=== YOUR GOAL ===
In the records below, render the lines from the one containing "bar-holiday-1[interactable] (917, 259, 936, 270)" through the one containing "bar-holiday-0[interactable] (810, 143, 829, 370)", both included, as a numbered list and omit any blank lines.

Image element box records:
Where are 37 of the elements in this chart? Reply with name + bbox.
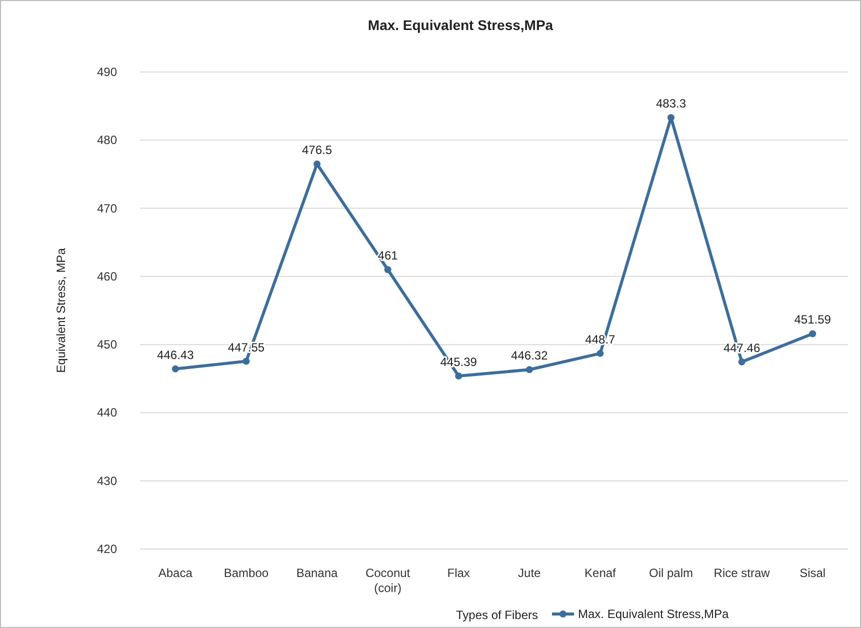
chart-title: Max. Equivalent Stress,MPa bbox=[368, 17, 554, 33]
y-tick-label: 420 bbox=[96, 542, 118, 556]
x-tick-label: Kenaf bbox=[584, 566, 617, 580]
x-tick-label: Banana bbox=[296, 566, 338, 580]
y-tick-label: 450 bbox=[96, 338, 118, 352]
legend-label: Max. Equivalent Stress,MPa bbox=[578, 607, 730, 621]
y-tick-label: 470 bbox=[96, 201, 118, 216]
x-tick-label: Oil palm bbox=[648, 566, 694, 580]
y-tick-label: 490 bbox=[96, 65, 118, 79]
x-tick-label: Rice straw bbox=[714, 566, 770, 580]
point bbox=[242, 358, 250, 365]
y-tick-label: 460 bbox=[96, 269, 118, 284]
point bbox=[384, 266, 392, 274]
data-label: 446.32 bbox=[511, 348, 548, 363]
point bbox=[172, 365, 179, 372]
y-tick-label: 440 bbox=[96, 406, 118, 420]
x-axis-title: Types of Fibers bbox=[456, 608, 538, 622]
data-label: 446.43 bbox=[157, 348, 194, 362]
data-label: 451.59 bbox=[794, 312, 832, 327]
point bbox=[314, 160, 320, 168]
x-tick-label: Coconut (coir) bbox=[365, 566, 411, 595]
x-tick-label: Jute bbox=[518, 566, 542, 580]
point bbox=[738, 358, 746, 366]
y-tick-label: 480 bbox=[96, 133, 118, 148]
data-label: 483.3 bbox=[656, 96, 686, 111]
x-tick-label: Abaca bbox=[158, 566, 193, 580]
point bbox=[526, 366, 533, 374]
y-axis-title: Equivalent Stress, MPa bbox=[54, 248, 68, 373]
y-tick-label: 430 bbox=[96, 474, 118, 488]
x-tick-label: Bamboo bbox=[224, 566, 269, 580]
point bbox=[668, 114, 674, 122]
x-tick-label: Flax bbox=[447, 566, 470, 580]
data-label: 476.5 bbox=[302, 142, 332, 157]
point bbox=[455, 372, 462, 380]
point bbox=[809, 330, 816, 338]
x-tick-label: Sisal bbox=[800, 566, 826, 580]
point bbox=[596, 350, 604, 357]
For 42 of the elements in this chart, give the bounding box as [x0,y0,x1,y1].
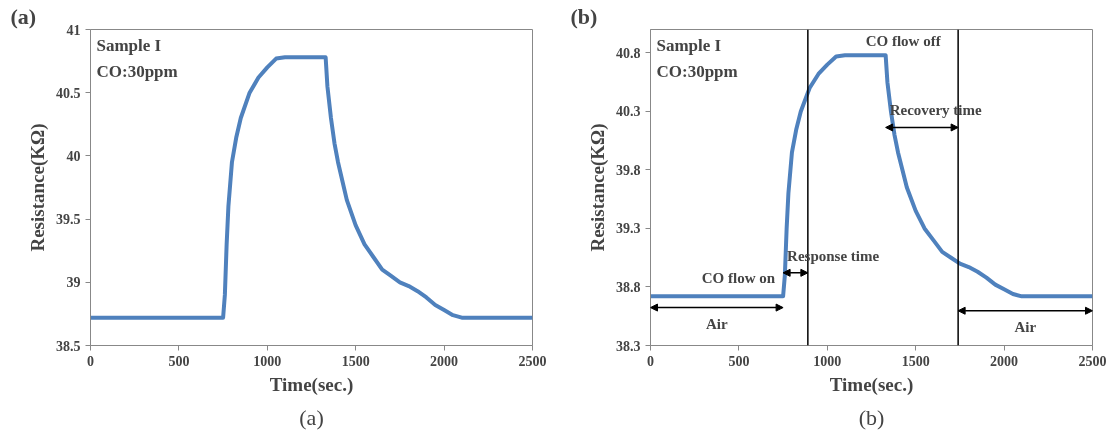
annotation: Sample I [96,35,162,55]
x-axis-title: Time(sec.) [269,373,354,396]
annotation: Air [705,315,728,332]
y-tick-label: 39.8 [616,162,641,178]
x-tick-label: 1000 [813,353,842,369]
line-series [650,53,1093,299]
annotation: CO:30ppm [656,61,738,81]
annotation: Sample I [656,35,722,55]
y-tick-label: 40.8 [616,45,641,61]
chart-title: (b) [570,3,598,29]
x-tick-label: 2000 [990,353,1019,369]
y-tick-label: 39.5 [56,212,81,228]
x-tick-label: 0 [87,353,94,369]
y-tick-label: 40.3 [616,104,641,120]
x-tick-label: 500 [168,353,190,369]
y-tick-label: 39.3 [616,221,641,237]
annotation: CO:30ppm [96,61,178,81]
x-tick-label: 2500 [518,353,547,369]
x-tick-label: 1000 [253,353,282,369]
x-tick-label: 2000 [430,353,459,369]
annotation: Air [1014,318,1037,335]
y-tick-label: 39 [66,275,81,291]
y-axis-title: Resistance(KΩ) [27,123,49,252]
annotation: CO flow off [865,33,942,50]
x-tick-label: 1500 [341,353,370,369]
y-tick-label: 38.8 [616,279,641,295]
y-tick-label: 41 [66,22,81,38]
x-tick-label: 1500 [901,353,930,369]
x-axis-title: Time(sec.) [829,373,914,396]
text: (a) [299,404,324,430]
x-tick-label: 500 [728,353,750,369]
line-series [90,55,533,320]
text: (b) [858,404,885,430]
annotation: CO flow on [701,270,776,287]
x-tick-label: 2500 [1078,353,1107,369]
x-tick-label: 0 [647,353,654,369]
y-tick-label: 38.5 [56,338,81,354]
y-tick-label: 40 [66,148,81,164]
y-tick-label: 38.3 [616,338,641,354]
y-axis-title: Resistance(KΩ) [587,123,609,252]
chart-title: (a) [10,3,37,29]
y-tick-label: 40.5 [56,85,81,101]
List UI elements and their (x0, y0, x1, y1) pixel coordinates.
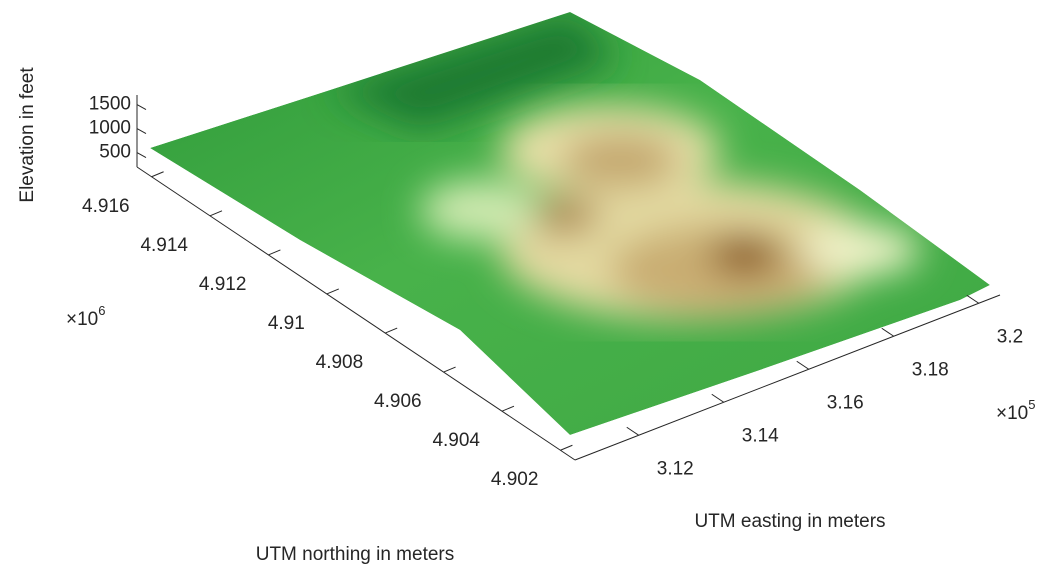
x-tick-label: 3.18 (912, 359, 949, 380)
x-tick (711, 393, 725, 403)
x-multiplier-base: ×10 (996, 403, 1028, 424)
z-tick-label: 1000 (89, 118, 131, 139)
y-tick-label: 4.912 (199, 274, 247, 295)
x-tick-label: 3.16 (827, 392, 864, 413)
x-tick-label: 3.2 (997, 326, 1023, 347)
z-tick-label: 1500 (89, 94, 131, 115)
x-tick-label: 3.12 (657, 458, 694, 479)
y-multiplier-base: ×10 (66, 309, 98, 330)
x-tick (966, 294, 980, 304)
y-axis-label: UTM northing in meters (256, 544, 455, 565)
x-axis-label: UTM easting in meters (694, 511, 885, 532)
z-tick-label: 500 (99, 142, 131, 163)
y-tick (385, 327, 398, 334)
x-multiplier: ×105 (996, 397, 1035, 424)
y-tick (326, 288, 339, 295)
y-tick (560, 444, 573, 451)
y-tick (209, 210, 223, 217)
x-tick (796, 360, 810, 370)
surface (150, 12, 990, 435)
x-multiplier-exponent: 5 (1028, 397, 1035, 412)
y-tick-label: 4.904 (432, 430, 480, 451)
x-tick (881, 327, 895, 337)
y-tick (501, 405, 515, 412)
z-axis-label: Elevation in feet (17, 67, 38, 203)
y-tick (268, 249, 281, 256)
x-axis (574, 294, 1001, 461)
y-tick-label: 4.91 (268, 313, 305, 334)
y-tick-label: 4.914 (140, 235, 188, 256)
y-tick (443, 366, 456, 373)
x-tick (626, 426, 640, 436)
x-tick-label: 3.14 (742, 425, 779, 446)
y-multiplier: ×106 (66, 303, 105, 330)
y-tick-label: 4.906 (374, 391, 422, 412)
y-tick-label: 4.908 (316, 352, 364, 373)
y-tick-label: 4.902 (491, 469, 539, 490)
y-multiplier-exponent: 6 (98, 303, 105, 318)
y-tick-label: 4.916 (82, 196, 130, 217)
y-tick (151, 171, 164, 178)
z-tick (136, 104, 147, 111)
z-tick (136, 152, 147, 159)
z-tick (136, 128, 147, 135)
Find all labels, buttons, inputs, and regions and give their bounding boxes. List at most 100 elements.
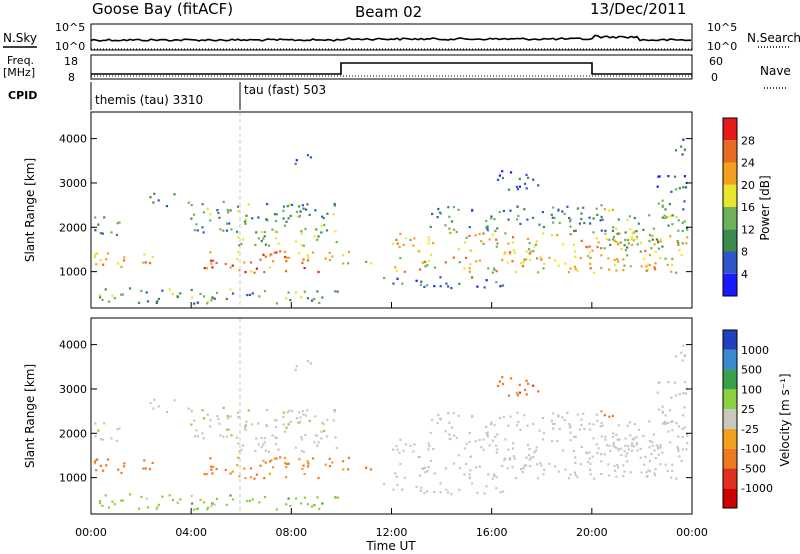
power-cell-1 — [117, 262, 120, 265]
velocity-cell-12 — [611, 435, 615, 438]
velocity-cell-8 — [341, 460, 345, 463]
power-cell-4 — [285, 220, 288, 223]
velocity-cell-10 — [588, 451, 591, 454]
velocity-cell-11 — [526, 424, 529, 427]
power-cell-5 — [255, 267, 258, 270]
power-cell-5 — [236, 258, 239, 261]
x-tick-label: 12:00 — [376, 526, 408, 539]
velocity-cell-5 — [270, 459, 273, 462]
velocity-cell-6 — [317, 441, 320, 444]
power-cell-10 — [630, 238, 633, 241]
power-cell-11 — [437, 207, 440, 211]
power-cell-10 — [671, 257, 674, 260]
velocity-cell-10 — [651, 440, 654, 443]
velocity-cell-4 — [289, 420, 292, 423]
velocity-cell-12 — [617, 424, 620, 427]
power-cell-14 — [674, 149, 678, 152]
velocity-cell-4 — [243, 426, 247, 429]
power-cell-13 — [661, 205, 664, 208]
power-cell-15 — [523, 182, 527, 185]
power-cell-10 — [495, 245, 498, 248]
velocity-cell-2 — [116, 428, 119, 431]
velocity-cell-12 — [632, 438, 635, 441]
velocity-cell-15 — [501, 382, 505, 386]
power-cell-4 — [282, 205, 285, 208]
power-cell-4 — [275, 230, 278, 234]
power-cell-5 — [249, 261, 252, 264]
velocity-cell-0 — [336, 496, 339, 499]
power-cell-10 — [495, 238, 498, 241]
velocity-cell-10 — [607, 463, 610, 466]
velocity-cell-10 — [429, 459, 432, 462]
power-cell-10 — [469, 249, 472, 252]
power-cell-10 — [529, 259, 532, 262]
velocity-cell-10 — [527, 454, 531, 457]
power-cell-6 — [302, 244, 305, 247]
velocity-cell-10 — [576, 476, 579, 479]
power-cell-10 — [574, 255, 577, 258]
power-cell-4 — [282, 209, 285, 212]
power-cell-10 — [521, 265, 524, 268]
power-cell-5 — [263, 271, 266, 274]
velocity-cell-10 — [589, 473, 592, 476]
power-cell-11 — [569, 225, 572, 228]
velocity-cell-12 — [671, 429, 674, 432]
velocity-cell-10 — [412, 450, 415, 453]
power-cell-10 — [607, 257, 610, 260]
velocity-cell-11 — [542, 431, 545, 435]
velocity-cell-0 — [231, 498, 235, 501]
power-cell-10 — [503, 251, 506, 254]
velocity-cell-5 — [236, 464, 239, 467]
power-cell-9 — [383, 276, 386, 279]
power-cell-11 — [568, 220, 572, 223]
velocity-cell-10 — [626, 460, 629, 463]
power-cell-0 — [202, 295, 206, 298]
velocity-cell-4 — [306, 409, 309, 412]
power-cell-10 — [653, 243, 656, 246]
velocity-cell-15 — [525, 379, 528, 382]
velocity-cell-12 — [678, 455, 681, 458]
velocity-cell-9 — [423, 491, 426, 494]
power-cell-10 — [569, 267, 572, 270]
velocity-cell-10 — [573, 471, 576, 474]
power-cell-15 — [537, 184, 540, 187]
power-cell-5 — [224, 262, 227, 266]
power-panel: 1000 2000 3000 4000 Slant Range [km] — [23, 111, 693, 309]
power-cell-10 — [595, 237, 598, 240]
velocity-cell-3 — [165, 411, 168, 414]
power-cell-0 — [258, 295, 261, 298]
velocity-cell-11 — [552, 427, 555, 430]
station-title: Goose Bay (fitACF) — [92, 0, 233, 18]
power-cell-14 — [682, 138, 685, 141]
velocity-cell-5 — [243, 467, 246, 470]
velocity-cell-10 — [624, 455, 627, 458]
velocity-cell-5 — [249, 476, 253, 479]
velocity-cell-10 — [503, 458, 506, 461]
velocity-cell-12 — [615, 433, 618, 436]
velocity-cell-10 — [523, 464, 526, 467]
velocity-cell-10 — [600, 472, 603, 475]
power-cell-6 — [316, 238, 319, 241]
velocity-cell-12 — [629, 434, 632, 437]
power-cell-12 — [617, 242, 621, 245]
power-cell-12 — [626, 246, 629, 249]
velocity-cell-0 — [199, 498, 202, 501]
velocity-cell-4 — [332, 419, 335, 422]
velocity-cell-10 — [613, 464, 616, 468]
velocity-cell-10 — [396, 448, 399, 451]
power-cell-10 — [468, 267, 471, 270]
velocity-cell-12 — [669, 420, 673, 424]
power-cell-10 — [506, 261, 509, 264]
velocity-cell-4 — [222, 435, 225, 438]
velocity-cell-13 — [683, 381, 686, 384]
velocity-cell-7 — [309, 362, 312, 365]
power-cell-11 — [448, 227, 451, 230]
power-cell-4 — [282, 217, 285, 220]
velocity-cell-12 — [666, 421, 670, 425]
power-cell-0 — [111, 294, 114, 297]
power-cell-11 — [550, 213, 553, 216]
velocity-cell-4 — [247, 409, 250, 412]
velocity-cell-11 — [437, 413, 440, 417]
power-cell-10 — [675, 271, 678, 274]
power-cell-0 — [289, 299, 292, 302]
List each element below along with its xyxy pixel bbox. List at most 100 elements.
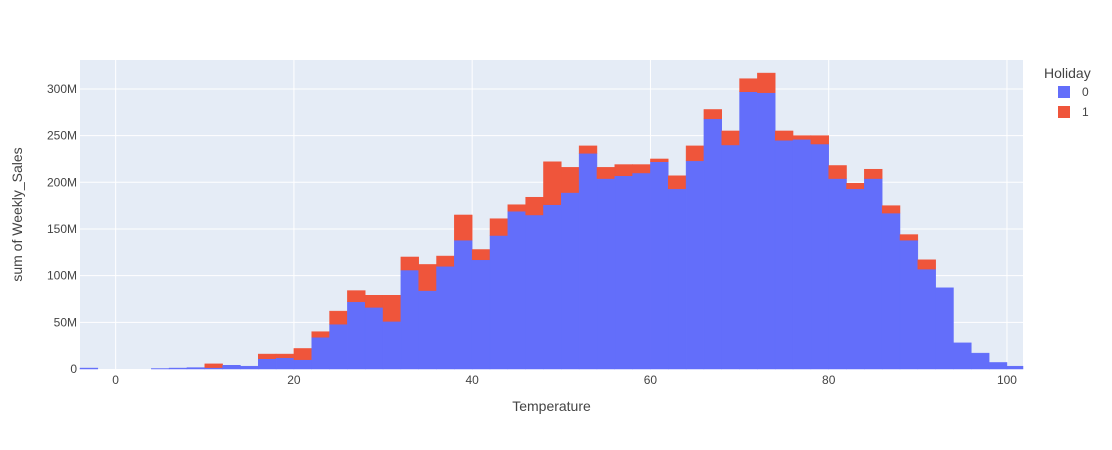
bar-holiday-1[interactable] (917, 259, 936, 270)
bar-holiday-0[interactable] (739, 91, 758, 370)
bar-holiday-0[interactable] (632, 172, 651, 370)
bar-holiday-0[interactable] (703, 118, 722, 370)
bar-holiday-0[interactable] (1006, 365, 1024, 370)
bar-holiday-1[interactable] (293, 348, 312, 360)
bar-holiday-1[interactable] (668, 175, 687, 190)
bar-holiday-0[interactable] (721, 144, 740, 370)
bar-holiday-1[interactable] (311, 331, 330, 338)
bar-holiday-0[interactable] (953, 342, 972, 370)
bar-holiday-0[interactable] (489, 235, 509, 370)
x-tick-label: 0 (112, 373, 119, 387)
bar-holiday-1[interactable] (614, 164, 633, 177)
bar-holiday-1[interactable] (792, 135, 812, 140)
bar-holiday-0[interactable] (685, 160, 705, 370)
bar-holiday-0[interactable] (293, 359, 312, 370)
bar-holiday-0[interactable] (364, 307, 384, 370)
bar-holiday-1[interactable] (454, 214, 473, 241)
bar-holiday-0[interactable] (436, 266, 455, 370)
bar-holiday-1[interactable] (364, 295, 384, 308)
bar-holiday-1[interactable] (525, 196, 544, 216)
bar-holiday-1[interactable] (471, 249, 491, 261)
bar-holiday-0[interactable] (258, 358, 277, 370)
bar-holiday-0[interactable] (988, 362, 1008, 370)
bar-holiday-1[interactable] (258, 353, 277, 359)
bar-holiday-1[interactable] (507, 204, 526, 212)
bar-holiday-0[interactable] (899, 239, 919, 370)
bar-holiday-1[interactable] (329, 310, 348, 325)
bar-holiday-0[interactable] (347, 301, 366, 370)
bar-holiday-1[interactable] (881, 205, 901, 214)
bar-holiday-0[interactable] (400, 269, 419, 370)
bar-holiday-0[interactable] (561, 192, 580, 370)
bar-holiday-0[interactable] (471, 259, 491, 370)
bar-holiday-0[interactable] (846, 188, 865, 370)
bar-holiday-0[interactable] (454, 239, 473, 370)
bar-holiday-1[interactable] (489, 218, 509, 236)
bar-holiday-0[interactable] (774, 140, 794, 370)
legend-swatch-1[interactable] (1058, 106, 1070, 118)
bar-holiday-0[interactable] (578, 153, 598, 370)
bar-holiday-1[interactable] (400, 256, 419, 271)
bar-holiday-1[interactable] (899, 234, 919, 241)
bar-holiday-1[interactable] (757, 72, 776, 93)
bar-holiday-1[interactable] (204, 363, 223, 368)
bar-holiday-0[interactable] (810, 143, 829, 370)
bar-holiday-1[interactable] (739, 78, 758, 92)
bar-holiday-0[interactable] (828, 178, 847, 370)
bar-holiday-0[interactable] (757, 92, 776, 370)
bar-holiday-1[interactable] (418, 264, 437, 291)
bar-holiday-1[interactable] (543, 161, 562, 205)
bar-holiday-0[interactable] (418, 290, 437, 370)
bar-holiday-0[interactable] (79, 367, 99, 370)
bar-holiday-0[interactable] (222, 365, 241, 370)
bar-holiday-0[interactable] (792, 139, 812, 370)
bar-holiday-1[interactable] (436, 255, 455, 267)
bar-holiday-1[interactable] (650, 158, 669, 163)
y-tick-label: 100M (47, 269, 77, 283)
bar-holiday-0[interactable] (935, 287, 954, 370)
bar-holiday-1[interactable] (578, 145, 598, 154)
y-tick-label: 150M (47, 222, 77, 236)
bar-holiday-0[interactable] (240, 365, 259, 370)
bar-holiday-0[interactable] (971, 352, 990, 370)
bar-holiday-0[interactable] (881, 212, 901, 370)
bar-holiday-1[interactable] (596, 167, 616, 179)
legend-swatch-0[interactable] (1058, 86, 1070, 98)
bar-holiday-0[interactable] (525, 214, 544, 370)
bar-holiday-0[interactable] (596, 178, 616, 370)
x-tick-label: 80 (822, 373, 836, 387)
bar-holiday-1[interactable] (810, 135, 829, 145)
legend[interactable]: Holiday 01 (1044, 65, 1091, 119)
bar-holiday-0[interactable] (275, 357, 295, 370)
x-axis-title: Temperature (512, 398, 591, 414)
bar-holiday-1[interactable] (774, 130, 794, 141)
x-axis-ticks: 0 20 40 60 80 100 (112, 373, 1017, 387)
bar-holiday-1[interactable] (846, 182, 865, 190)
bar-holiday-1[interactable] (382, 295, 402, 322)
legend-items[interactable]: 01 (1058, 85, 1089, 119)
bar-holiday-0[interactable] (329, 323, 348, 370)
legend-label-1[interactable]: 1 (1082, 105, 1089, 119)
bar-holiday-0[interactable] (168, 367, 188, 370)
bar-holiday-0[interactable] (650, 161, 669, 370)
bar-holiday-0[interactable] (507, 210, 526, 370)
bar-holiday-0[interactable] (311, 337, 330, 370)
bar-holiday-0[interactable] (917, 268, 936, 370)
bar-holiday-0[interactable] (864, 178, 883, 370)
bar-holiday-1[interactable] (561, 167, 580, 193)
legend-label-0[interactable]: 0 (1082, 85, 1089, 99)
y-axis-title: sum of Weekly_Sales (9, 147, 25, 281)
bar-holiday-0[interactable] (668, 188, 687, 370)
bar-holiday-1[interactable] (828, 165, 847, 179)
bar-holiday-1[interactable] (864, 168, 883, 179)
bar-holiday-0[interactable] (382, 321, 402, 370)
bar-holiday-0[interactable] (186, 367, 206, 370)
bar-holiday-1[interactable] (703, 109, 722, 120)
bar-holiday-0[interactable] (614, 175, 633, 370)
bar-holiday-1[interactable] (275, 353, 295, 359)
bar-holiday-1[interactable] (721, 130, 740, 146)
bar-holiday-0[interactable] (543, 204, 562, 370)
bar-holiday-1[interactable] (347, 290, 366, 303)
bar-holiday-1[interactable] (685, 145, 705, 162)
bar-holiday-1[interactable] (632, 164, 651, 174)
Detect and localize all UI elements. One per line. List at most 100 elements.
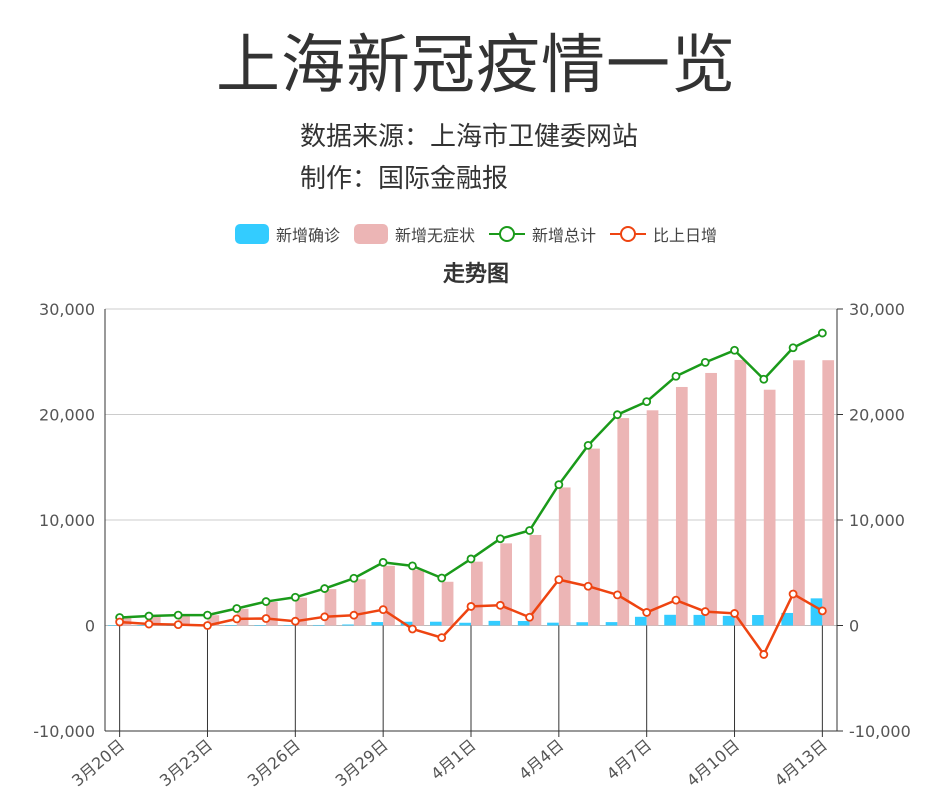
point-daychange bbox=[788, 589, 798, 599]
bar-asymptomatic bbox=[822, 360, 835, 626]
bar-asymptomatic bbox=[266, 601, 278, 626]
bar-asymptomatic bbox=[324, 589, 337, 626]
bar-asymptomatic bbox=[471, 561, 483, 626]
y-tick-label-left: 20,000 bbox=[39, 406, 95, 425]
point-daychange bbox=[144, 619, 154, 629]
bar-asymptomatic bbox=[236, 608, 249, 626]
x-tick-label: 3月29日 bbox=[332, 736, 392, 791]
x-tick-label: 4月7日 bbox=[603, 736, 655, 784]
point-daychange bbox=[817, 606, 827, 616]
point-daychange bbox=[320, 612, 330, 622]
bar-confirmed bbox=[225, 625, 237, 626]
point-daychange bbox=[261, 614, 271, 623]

=== FINAL ANSWER ===
1. bar-holiday-1[interactable] (917, 259, 936, 270)
2. bar-holiday-0[interactable] (739, 91, 758, 370)
3. bar-holiday-0[interactable] (632, 172, 651, 370)
4. bar-holiday-0[interactable] (703, 118, 722, 370)
5. bar-holiday-0[interactable] (1006, 365, 1024, 370)
6. bar-holiday-1[interactable] (293, 348, 312, 360)
7. bar-holiday-1[interactable] (668, 175, 687, 190)
8. bar-holiday-0[interactable] (721, 144, 740, 370)
9. bar-holiday-1[interactable] (311, 331, 330, 338)
10. bar-holiday-0[interactable] (953, 342, 972, 370)
11. bar-holiday-0[interactable] (489, 235, 509, 370)
12. x-tick-label: 0 (112, 373, 119, 387)
13. bar-holiday-1[interactable] (614, 164, 633, 177)
14. bar-holiday-1[interactable] (792, 135, 812, 140)
15. bar-holiday-0[interactable] (685, 160, 705, 370)
16. bar-holiday-0[interactable] (293, 359, 312, 370)
17. bar-holiday-0[interactable] (364, 307, 384, 370)
18. bar-holiday-1[interactable] (454, 214, 473, 241)
19. bar-holiday-0[interactable] (436, 266, 455, 370)
20. bar-holiday-1[interactable] (364, 295, 384, 308)
21. bar-holiday-1[interactable] (525, 196, 544, 216)
22. bar-holiday-1[interactable] (471, 249, 491, 261)
23. bar-holiday-0[interactable] (258, 358, 277, 370)
24. bar-holiday-0[interactable] (988, 362, 1008, 370)
25. bar-holiday-1[interactable] (258, 353, 277, 359)
26. bar-holiday-1[interactable] (507, 204, 526, 212)
27. bar-holiday-0[interactable] (899, 239, 919, 370)
28. bar-holiday-1[interactable] (329, 310, 348, 325)
29. bar-holiday-0[interactable] (347, 301, 366, 370)
30. bar-holiday-1[interactable] (881, 205, 901, 214)
31. bar-holiday-0[interactable] (400, 269, 419, 370)
32. bar-holiday-0[interactable] (561, 192, 580, 370)
33. bar-holiday-0[interactable] (471, 259, 491, 370)
34. bar-holiday-0[interactable] (846, 188, 865, 370)
35. bar-holiday-0[interactable] (454, 239, 473, 370)
36. bar-holiday-1[interactable] (489, 218, 509, 236)
37. bar-holiday-0[interactable] (774, 140, 794, 370)
38. legend-swatch-1[interactable] (1058, 106, 1070, 118)
39. bar-holiday-0[interactable] (578, 153, 598, 370)
40. bar-holiday-1[interactable] (400, 256, 419, 271)
41. bar-holiday-1[interactable] (899, 234, 919, 241)
42. bar-holiday-1[interactable] (757, 72, 776, 93)
43. bar-holiday-1[interactable] (204, 363, 223, 368)
44. bar-holiday-0[interactable] (810, 143, 829, 370)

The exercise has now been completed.